→ **Stated goal**
Exactly reproduce the entries, dropping any pictures from your copy.
***
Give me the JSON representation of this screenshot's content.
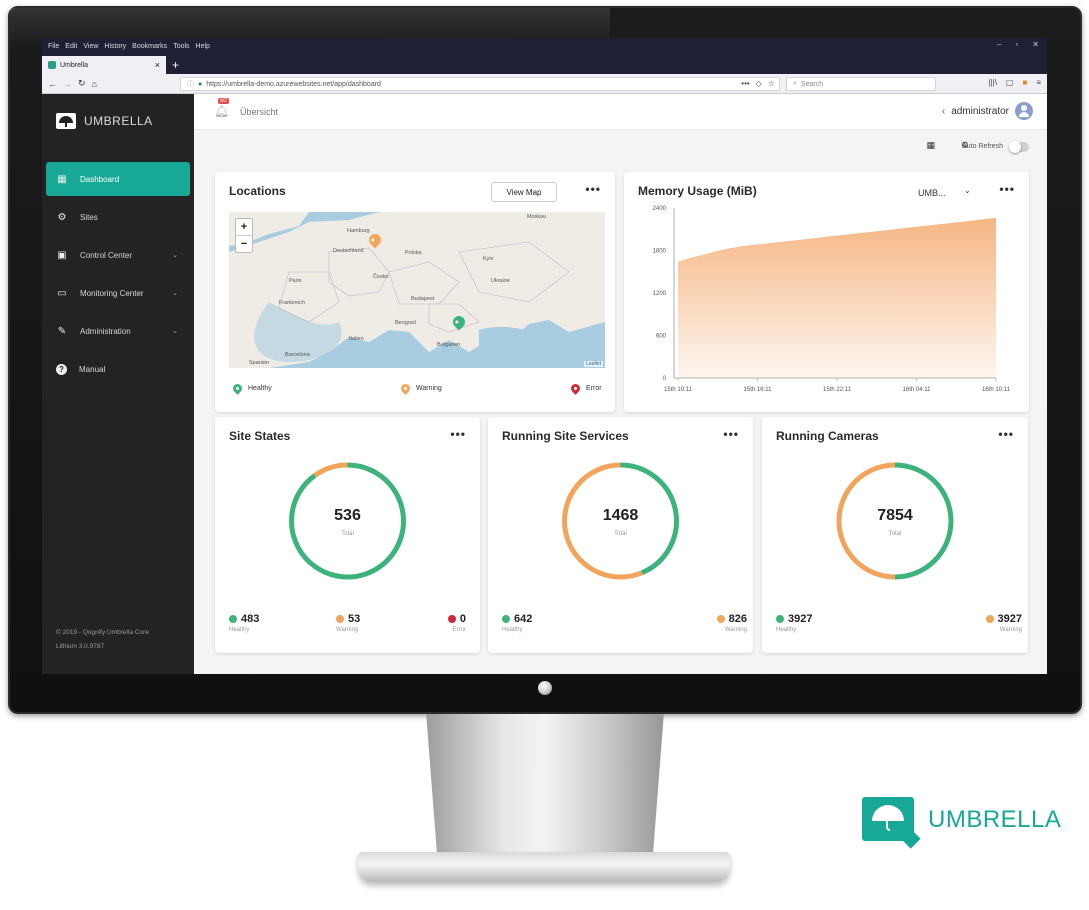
{
  "browser": {
    "menu": [
      "File",
      "Edit",
      "View",
      "History",
      "Bookmarks",
      "Tools",
      "Help"
    ],
    "tab_title": "Umbrella",
    "url": "https://umbrella-demo.azurewebsites.net/app/dashboard",
    "search_placeholder": "Search",
    "window_controls": [
      "–",
      "▫",
      "✕"
    ]
  },
  "app": {
    "brand": "UMBRELLA",
    "page_title": "Übersicht",
    "notification_count": "50",
    "user_name": "administrator",
    "auto_refresh_label": "Auto Refresh",
    "auto_refresh_on": false,
    "footer_line1": "© 2019 - Qognify Umbrella Core",
    "footer_line2": "Lithium 3.0.9787"
  },
  "sidebar": {
    "items": [
      {
        "label": "Dashboard",
        "icon": "dashboard-icon",
        "active": true,
        "has_chevron": false
      },
      {
        "label": "Sites",
        "icon": "gears-icon",
        "active": false,
        "has_chevron": false
      },
      {
        "label": "Control Center",
        "icon": "control-center-icon",
        "active": false,
        "has_chevron": true
      },
      {
        "label": "Monitoring Center",
        "icon": "monitor-icon",
        "active": false,
        "has_chevron": true
      },
      {
        "label": "Administration",
        "icon": "wrench-icon",
        "active": false,
        "has_chevron": true
      },
      {
        "label": "Manual",
        "icon": "help-icon",
        "active": false,
        "has_chevron": false
      }
    ]
  },
  "locations": {
    "title": "Locations",
    "view_map_label": "View Map",
    "menu_label": "•••",
    "zoom_in": "+",
    "zoom_out": "−",
    "attribution": "Leaflet",
    "map_labels": [
      "Hamburg",
      "Deutschland",
      "Polska",
      "Paris",
      "Česko",
      "Frankreich",
      "Budapest",
      "Beograd",
      "Italien",
      "Barcelona",
      "Spanien",
      "Bulgarien",
      "Ukraine",
      "Kyiv",
      "Moskau"
    ],
    "legend": [
      {
        "label": "Healthy",
        "color": "#3cb37c"
      },
      {
        "label": "Warning",
        "color": "#f2a55a"
      },
      {
        "label": "Error",
        "color": "#cc2a36"
      }
    ]
  },
  "memory": {
    "title": "Memory Usage (MiB)",
    "select_value": "UMB...",
    "menu_label": "•••",
    "chart_data": {
      "type": "area",
      "x_ticks": [
        "15th 10:11",
        "15th 16:11",
        "15th 22:11",
        "16th 04:11",
        "16th 10:11"
      ],
      "y_ticks": [
        0,
        600,
        1200,
        1800,
        2400
      ],
      "ylim": [
        0,
        2400
      ],
      "fill_color": "#f5b27d",
      "values": [
        1640,
        1700,
        1740,
        1790,
        1830,
        1860,
        1880,
        1900,
        1920,
        1940,
        1960,
        1980,
        2000,
        2020,
        2040,
        2060,
        2080,
        2100,
        2120,
        2140,
        2160,
        2180,
        2200,
        2220,
        2240,
        2260
      ]
    }
  },
  "site_states": {
    "title": "Site States",
    "menu_label": "•••",
    "total": "536",
    "total_label": "Total",
    "stats": [
      {
        "value": "483",
        "label": "Healthy",
        "color": "#3cb37c"
      },
      {
        "value": "53",
        "label": "Warning",
        "color": "#f2a55a"
      },
      {
        "value": "0",
        "label": "Error",
        "color": "#cc2a36"
      }
    ]
  },
  "site_services": {
    "title": "Running Site Services",
    "menu_label": "•••",
    "total": "1468",
    "total_label": "Total",
    "stats": [
      {
        "value": "642",
        "label": "Healthy",
        "color": "#3cb37c"
      },
      {
        "value": "826",
        "label": "Warning",
        "color": "#f2a55a"
      }
    ]
  },
  "cameras": {
    "title": "Running Cameras",
    "menu_label": "•••",
    "total": "7854",
    "total_label": "Total",
    "stats": [
      {
        "value": "3927",
        "label": "Healthy",
        "color": "#3cb37c"
      },
      {
        "value": "3927",
        "label": "Warning",
        "color": "#f2a55a"
      }
    ]
  },
  "corner_logo": {
    "text": "UMBRELLA",
    "color": "#17a896"
  }
}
***
→ **Solution**
Give me the JSON representation of this screenshot's content.
{
  "browser": {
    "menu": [
      "File",
      "Edit",
      "View",
      "History",
      "Bookmarks",
      "Tools",
      "Help"
    ],
    "tab_title": "Umbrella",
    "url": "https://umbrella-demo.azurewebsites.net/app/dashboard",
    "search_placeholder": "Search",
    "window_controls": [
      "–",
      "▫",
      "✕"
    ]
  },
  "app": {
    "brand": "UMBRELLA",
    "page_title": "Übersicht",
    "notification_count": "50",
    "user_name": "administrator",
    "auto_refresh_label": "Auto Refresh",
    "auto_refresh_on": false,
    "footer_line1": "© 2019 - Qognify Umbrella Core",
    "footer_line2": "Lithium 3.0.9787"
  },
  "sidebar": {
    "items": [
      {
        "label": "Dashboard",
        "icon": "dashboard-icon",
        "active": true,
        "has_chevron": false
      },
      {
        "label": "Sites",
        "icon": "gears-icon",
        "active": false,
        "has_chevron": false
      },
      {
        "label": "Control Center",
        "icon": "control-center-icon",
        "active": false,
        "has_chevron": true
      },
      {
        "label": "Monitoring Center",
        "icon": "monitor-icon",
        "active": false,
        "has_chevron": true
      },
      {
        "label": "Administration",
        "icon": "wrench-icon",
        "active": false,
        "has_chevron": true
      },
      {
        "label": "Manual",
        "icon": "help-icon",
        "active": false,
        "has_chevron": false
      }
    ]
  },
  "locations": {
    "title": "Locations",
    "view_map_label": "View Map",
    "menu_label": "•••",
    "zoom_in": "+",
    "zoom_out": "−",
    "attribution": "Leaflet",
    "map_labels": [
      "Hamburg",
      "Deutschland",
      "Polska",
      "Paris",
      "Česko",
      "Frankreich",
      "Budapest",
      "Beograd",
      "Italien",
      "Barcelona",
      "Spanien",
      "Bulgarien",
      "Ukraine",
      "Kyiv",
      "Moskau"
    ],
    "legend": [
      {
        "label": "Healthy",
        "color": "#3cb37c"
      },
      {
        "label": "Warning",
        "color": "#f2a55a"
      },
      {
        "label": "Error",
        "color": "#cc2a36"
      }
    ]
  },
  "memory": {
    "title": "Memory Usage (MiB)",
    "select_value": "UMB...",
    "menu_label": "•••",
    "chart_data": {
      "type": "area",
      "x_ticks": [
        "15th 10:11",
        "15th 16:11",
        "15th 22:11",
        "16th 04:11",
        "16th 10:11"
      ],
      "y_ticks": [
        0,
        600,
        1200,
        1800,
        2400
      ],
      "ylim": [
        0,
        2400
      ],
      "fill_color": "#f5b27d",
      "values": [
        1640,
        1700,
        1740,
        1790,
        1830,
        1860,
        1880,
        1900,
        1920,
        1940,
        1960,
        1980,
        2000,
        2020,
        2040,
        2060,
        2080,
        2100,
        2120,
        2140,
        2160,
        2180,
        2200,
        2220,
        2240,
        2260
      ]
    }
  },
  "site_states": {
    "title": "Site States",
    "menu_label": "•••",
    "total": "536",
    "total_label": "Total",
    "stats": [
      {
        "value": "483",
        "label": "Healthy",
        "color": "#3cb37c"
      },
      {
        "value": "53",
        "label": "Warning",
        "color": "#f2a55a"
      },
      {
        "value": "0",
        "label": "Error",
        "color": "#cc2a36"
      }
    ]
  },
  "site_services": {
    "title": "Running Site Services",
    "menu_label": "•••",
    "total": "1468",
    "total_label": "Total",
    "stats": [
      {
        "value": "642",
        "label": "Healthy",
        "color": "#3cb37c"
      },
      {
        "value": "826",
        "label": "Warning",
        "color": "#f2a55a"
      }
    ]
  },
  "cameras": {
    "title": "Running Cameras",
    "menu_label": "•••",
    "total": "7854",
    "total_label": "Total",
    "stats": [
      {
        "value": "3927",
        "label": "Healthy",
        "color": "#3cb37c"
      },
      {
        "value": "3927",
        "label": "Warning",
        "color": "#f2a55a"
      }
    ]
  },
  "corner_logo": {
    "text": "UMBRELLA",
    "color": "#17a896"
  }
}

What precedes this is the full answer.